## Problem description
Give the listing again character for character, but drop the images.

^^^^^^^^^^^^^^^^

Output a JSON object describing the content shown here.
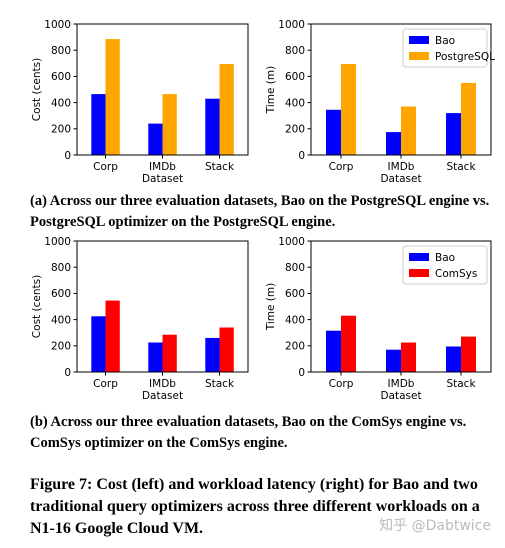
{
  "chart_data": [
    {
      "type": "bar",
      "categories": [
        "Corp",
        "IMDb",
        "Stack"
      ],
      "xlabel": "Dataset",
      "ylabel": "Cost (cents)",
      "ylim": [
        0,
        1000
      ],
      "yticks": [
        0,
        200,
        400,
        600,
        800,
        1000
      ],
      "legend": "none",
      "series": [
        {
          "name": "Bao",
          "color": "#0000ff",
          "values": [
            465,
            240,
            430
          ]
        },
        {
          "name": "PostgreSQL",
          "color": "#ffa500",
          "values": [
            885,
            465,
            695
          ]
        }
      ]
    },
    {
      "type": "bar",
      "categories": [
        "Corp",
        "IMDb",
        "Stack"
      ],
      "xlabel": "Dataset",
      "ylabel": "Time (m)",
      "ylim": [
        0,
        1000
      ],
      "yticks": [
        0,
        200,
        400,
        600,
        800,
        1000
      ],
      "legend": "top-right",
      "series": [
        {
          "name": "Bao",
          "color": "#0000ff",
          "values": [
            345,
            175,
            320
          ]
        },
        {
          "name": "PostgreSQL",
          "color": "#ffa500",
          "values": [
            695,
            370,
            550
          ]
        }
      ]
    },
    {
      "type": "bar",
      "categories": [
        "Corp",
        "IMDb",
        "Stack"
      ],
      "xlabel": "Dataset",
      "ylabel": "Cost (cents)",
      "ylim": [
        0,
        1000
      ],
      "yticks": [
        0,
        200,
        400,
        600,
        800,
        1000
      ],
      "legend": "none",
      "series": [
        {
          "name": "Bao",
          "color": "#0000ff",
          "values": [
            425,
            225,
            260
          ]
        },
        {
          "name": "ComSys",
          "color": "#ff0000",
          "values": [
            545,
            285,
            340
          ]
        }
      ]
    },
    {
      "type": "bar",
      "categories": [
        "Corp",
        "IMDb",
        "Stack"
      ],
      "xlabel": "Dataset",
      "ylabel": "Time (m)",
      "ylim": [
        0,
        1000
      ],
      "yticks": [
        0,
        200,
        400,
        600,
        800,
        1000
      ],
      "legend": "top-right",
      "series": [
        {
          "name": "Bao",
          "color": "#0000ff",
          "values": [
            315,
            170,
            195
          ]
        },
        {
          "name": "ComSys",
          "color": "#ff0000",
          "values": [
            430,
            225,
            270
          ]
        }
      ]
    }
  ],
  "captions": {
    "a": "(a) Across our three evaluation datasets, Bao on the PostgreSQL engine vs. PostgreSQL optimizer on the PostgreSQL engine.",
    "b": "(b) Across our three evaluation datasets, Bao on the ComSys engine vs. ComSys optimizer on the ComSys engine.",
    "figure": "Figure 7: Cost (left) and workload latency (right) for Bao and two traditional query optimizers across three different workloads on a N1-16 Google Cloud VM."
  },
  "watermark": "知乎 @Dabtwice"
}
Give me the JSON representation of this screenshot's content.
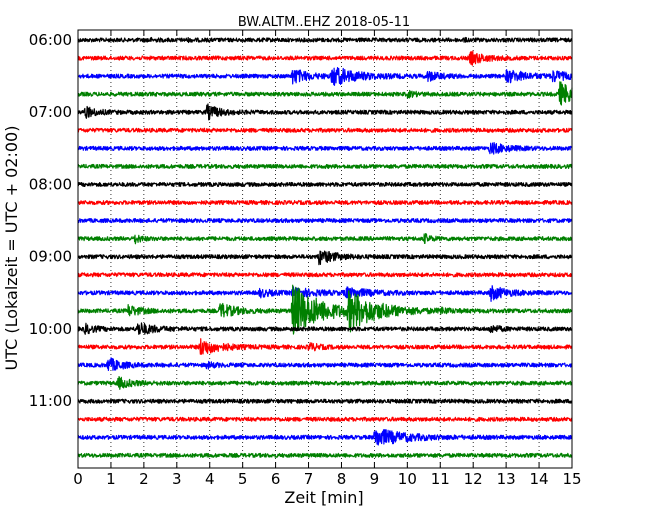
{
  "chart_data": {
    "type": "line",
    "title": "BW.ALTM..EHZ 2018-05-11",
    "xlabel": "Zeit  [min]",
    "ylabel": "UTC (Lokalzeit = UTC + 02:00)",
    "xlim": [
      0,
      15
    ],
    "x_ticks": [
      "0",
      "1",
      "2",
      "3",
      "4",
      "5",
      "6",
      "7",
      "8",
      "9",
      "10",
      "11",
      "12",
      "13",
      "14",
      "15"
    ],
    "y_tick_labels": [
      "06:00",
      "07:00",
      "08:00",
      "09:00",
      "10:00",
      "11:00"
    ],
    "trace_interval_min": 15,
    "first_trace": "06:00",
    "grid": "vertical dotted at each minute",
    "series_colors": [
      "#000000",
      "#ff0000",
      "#0000ff",
      "#008000"
    ],
    "traces": [
      {
        "start": "06:00",
        "color": "#000000",
        "events": [
          [
            2.1,
            0.15,
            0.4
          ],
          [
            3.3,
            0.1,
            0.3
          ],
          [
            11.7,
            0.1,
            0.3
          ]
        ]
      },
      {
        "start": "06:15",
        "color": "#ff0000",
        "events": [
          [
            11.9,
            0.7,
            0.9
          ]
        ]
      },
      {
        "start": "06:30",
        "color": "#0000ff",
        "events": [
          [
            6.5,
            0.8,
            1.0
          ],
          [
            7.7,
            1.0,
            1.6
          ],
          [
            10.6,
            0.5,
            0.8
          ],
          [
            13.0,
            0.7,
            1.2
          ],
          [
            14.4,
            0.6,
            0.8
          ]
        ]
      },
      {
        "start": "06:45",
        "color": "#008000",
        "events": [
          [
            10.0,
            0.3,
            0.5
          ],
          [
            14.6,
            1.3,
            1.2
          ]
        ]
      },
      {
        "start": "07:00",
        "color": "#000000",
        "events": [
          [
            0.2,
            0.6,
            0.7
          ],
          [
            3.9,
            0.8,
            0.8
          ]
        ]
      },
      {
        "start": "07:15",
        "color": "#ff0000",
        "events": []
      },
      {
        "start": "07:30",
        "color": "#0000ff",
        "events": [
          [
            12.5,
            0.6,
            1.0
          ]
        ]
      },
      {
        "start": "07:45",
        "color": "#008000",
        "events": []
      },
      {
        "start": "08:00",
        "color": "#000000",
        "events": []
      },
      {
        "start": "08:15",
        "color": "#ff0000",
        "events": []
      },
      {
        "start": "08:30",
        "color": "#0000ff",
        "events": []
      },
      {
        "start": "08:45",
        "color": "#008000",
        "events": [
          [
            1.7,
            0.5,
            0.4
          ],
          [
            10.5,
            0.5,
            0.4
          ]
        ]
      },
      {
        "start": "09:00",
        "color": "#000000",
        "events": [
          [
            7.3,
            0.8,
            1.0
          ]
        ]
      },
      {
        "start": "09:15",
        "color": "#ff0000",
        "events": []
      },
      {
        "start": "09:30",
        "color": "#0000ff",
        "events": [
          [
            5.5,
            0.4,
            0.8
          ],
          [
            6.5,
            0.5,
            1.5
          ],
          [
            8.1,
            0.5,
            1.5
          ],
          [
            12.5,
            0.8,
            1.0
          ]
        ]
      },
      {
        "start": "09:45",
        "color": "#008000",
        "events": [
          [
            1.5,
            0.6,
            0.8
          ],
          [
            4.3,
            0.8,
            1.0
          ],
          [
            6.5,
            3.0,
            1.8
          ],
          [
            8.2,
            2.0,
            1.8
          ],
          [
            11.0,
            0.3,
            0.4
          ]
        ]
      },
      {
        "start": "10:00",
        "color": "#000000",
        "events": [
          [
            0.2,
            0.5,
            0.6
          ],
          [
            1.8,
            0.7,
            1.0
          ],
          [
            12.5,
            0.4,
            0.6
          ]
        ]
      },
      {
        "start": "10:15",
        "color": "#ff0000",
        "events": [
          [
            3.7,
            0.9,
            1.2
          ],
          [
            7.0,
            0.4,
            0.6
          ]
        ]
      },
      {
        "start": "10:30",
        "color": "#0000ff",
        "events": [
          [
            0.9,
            0.8,
            0.8
          ],
          [
            3.9,
            0.3,
            0.6
          ]
        ]
      },
      {
        "start": "10:45",
        "color": "#008000",
        "events": [
          [
            1.2,
            0.6,
            0.8
          ]
        ]
      },
      {
        "start": "11:00",
        "color": "#000000",
        "events": []
      },
      {
        "start": "11:15",
        "color": "#ff0000",
        "events": []
      },
      {
        "start": "11:30",
        "color": "#0000ff",
        "events": [
          [
            9.0,
            1.0,
            1.8
          ]
        ]
      },
      {
        "start": "11:45",
        "color": "#008000",
        "events": []
      }
    ]
  }
}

^^^^^^^^^^^^^^^^

## Written answer
Output a JSON object describing the content shown here.
{
  "chart_data": [
    {
      "type": "bar",
      "categories": [
        "Corp",
        "IMDb",
        "Stack"
      ],
      "xlabel": "Dataset",
      "ylabel": "Cost (cents)",
      "ylim": [
        0,
        1000
      ],
      "yticks": [
        0,
        200,
        400,
        600,
        800,
        1000
      ],
      "legend": "none",
      "series": [
        {
          "name": "Bao",
          "color": "#0000ff",
          "values": [
            465,
            240,
            430
          ]
        },
        {
          "name": "PostgreSQL",
          "color": "#ffa500",
          "values": [
            885,
            465,
            695
          ]
        }
      ]
    },
    {
      "type": "bar",
      "categories": [
        "Corp",
        "IMDb",
        "Stack"
      ],
      "xlabel": "Dataset",
      "ylabel": "Time (m)",
      "ylim": [
        0,
        1000
      ],
      "yticks": [
        0,
        200,
        400,
        600,
        800,
        1000
      ],
      "legend": "top-right",
      "series": [
        {
          "name": "Bao",
          "color": "#0000ff",
          "values": [
            345,
            175,
            320
          ]
        },
        {
          "name": "PostgreSQL",
          "color": "#ffa500",
          "values": [
            695,
            370,
            550
          ]
        }
      ]
    },
    {
      "type": "bar",
      "categories": [
        "Corp",
        "IMDb",
        "Stack"
      ],
      "xlabel": "Dataset",
      "ylabel": "Cost (cents)",
      "ylim": [
        0,
        1000
      ],
      "yticks": [
        0,
        200,
        400,
        600,
        800,
        1000
      ],
      "legend": "none",
      "series": [
        {
          "name": "Bao",
          "color": "#0000ff",
          "values": [
            425,
            225,
            260
          ]
        },
        {
          "name": "ComSys",
          "color": "#ff0000",
          "values": [
            545,
            285,
            340
          ]
        }
      ]
    },
    {
      "type": "bar",
      "categories": [
        "Corp",
        "IMDb",
        "Stack"
      ],
      "xlabel": "Dataset",
      "ylabel": "Time (m)",
      "ylim": [
        0,
        1000
      ],
      "yticks": [
        0,
        200,
        400,
        600,
        800,
        1000
      ],
      "legend": "top-right",
      "series": [
        {
          "name": "Bao",
          "color": "#0000ff",
          "values": [
            315,
            170,
            195
          ]
        },
        {
          "name": "ComSys",
          "color": "#ff0000",
          "values": [
            430,
            225,
            270
          ]
        }
      ]
    }
  ],
  "captions": {
    "a": "(a) Across our three evaluation datasets, Bao on the PostgreSQL engine vs. PostgreSQL optimizer on the PostgreSQL engine.",
    "b": "(b) Across our three evaluation datasets, Bao on the ComSys engine vs. ComSys optimizer on the ComSys engine.",
    "figure": "Figure 7: Cost (left) and workload latency (right) for Bao and two traditional query optimizers across three different workloads on a N1-16 Google Cloud VM."
  },
  "watermark": "知乎 @Dabtwice"
}
Give me the JSON representation of this screenshot's content.
{
  "chart_data": {
    "type": "line",
    "title": "BW.ALTM..EHZ 2018-05-11",
    "xlabel": "Zeit  [min]",
    "ylabel": "UTC (Lokalzeit = UTC + 02:00)",
    "xlim": [
      0,
      15
    ],
    "x_ticks": [
      "0",
      "1",
      "2",
      "3",
      "4",
      "5",
      "6",
      "7",
      "8",
      "9",
      "10",
      "11",
      "12",
      "13",
      "14",
      "15"
    ],
    "y_tick_labels": [
      "06:00",
      "07:00",
      "08:00",
      "09:00",
      "10:00",
      "11:00"
    ],
    "trace_interval_min": 15,
    "first_trace": "06:00",
    "grid": "vertical dotted at each minute",
    "series_colors": [
      "#000000",
      "#ff0000",
      "#0000ff",
      "#008000"
    ],
    "traces": [
      {
        "start": "06:00",
        "color": "#000000",
        "events": [
          [
            2.1,
            0.15,
            0.4
          ],
          [
            3.3,
            0.1,
            0.3
          ],
          [
            11.7,
            0.1,
            0.3
          ]
        ]
      },
      {
        "start": "06:15",
        "color": "#ff0000",
        "events": [
          [
            11.9,
            0.7,
            0.9
          ]
        ]
      },
      {
        "start": "06:30",
        "color": "#0000ff",
        "events": [
          [
            6.5,
            0.8,
            1.0
          ],
          [
            7.7,
            1.0,
            1.6
          ],
          [
            10.6,
            0.5,
            0.8
          ],
          [
            13.0,
            0.7,
            1.2
          ],
          [
            14.4,
            0.6,
            0.8
          ]
        ]
      },
      {
        "start": "06:45",
        "color": "#008000",
        "events": [
          [
            10.0,
            0.3,
            0.5
          ],
          [
            14.6,
            1.3,
            1.2
          ]
        ]
      },
      {
        "start": "07:00",
        "color": "#000000",
        "events": [
          [
            0.2,
            0.6,
            0.7
          ],
          [
            3.9,
            0.8,
            0.8
          ]
        ]
      },
      {
        "start": "07:15",
        "color": "#ff0000",
        "events": []
      },
      {
        "start": "07:30",
        "color": "#0000ff",
        "events": [
          [
            12.5,
            0.6,
            1.0
          ]
        ]
      },
      {
        "start": "07:45",
        "color": "#008000",
        "events": []
      },
      {
        "start": "08:00",
        "color": "#000000",
        "events": []
      },
      {
        "start": "08:15",
        "color": "#ff0000",
        "events": []
      },
      {
        "start": "08:30",
        "color": "#0000ff",
        "events": []
      },
      {
        "start": "08:45",
        "color": "#008000",
        "events": [
          [
            1.7,
            0.5,
            0.4
          ],
          [
            10.5,
            0.5,
            0.4
          ]
        ]
      },
      {
        "start": "09:00",
        "color": "#000000",
        "events": [
          [
            7.3,
            0.8,
            1.0
          ]
        ]
      },
      {
        "start": "09:15",
        "color": "#ff0000",
        "events": []
      },
      {
        "start": "09:30",
        "color": "#0000ff",
        "events": [
          [
            5.5,
            0.4,
            0.8
          ],
          [
            6.5,
            0.5,
            1.5
          ],
          [
            8.1,
            0.5,
            1.5
          ],
          [
            12.5,
            0.8,
            1.0
          ]
        ]
      },
      {
        "start": "09:45",
        "color": "#008000",
        "events": [
          [
            1.5,
            0.6,
            0.8
          ],
          [
            4.3,
            0.8,
            1.0
          ],
          [
            6.5,
            3.0,
            1.8
          ],
          [
            8.2,
            2.0,
            1.8
          ],
          [
            11.0,
            0.3,
            0.4
          ]
        ]
      },
      {
        "start": "10:00",
        "color": "#000000",
        "events": [
          [
            0.2,
            0.5,
            0.6
          ],
          [
            1.8,
            0.7,
            1.0
          ],
          [
            12.5,
            0.4,
            0.6
          ]
        ]
      },
      {
        "start": "10:15",
        "color": "#ff0000",
        "events": [
          [
            3.7,
            0.9,
            1.2
          ],
          [
            7.0,
            0.4,
            0.6
          ]
        ]
      },
      {
        "start": "10:30",
        "color": "#0000ff",
        "events": [
          [
            0.9,
            0.8,
            0.8
          ],
          [
            3.9,
            0.3,
            0.6
          ]
        ]
      },
      {
        "start": "10:45",
        "color": "#008000",
        "events": [
          [
            1.2,
            0.6,
            0.8
          ]
        ]
      },
      {
        "start": "11:00",
        "color": "#000000",
        "events": []
      },
      {
        "start": "11:15",
        "color": "#ff0000",
        "events": []
      },
      {
        "start": "11:30",
        "color": "#0000ff",
        "events": [
          [
            9.0,
            1.0,
            1.8
          ]
        ]
      },
      {
        "start": "11:45",
        "color": "#008000",
        "events": []
      }
    ]
  }
}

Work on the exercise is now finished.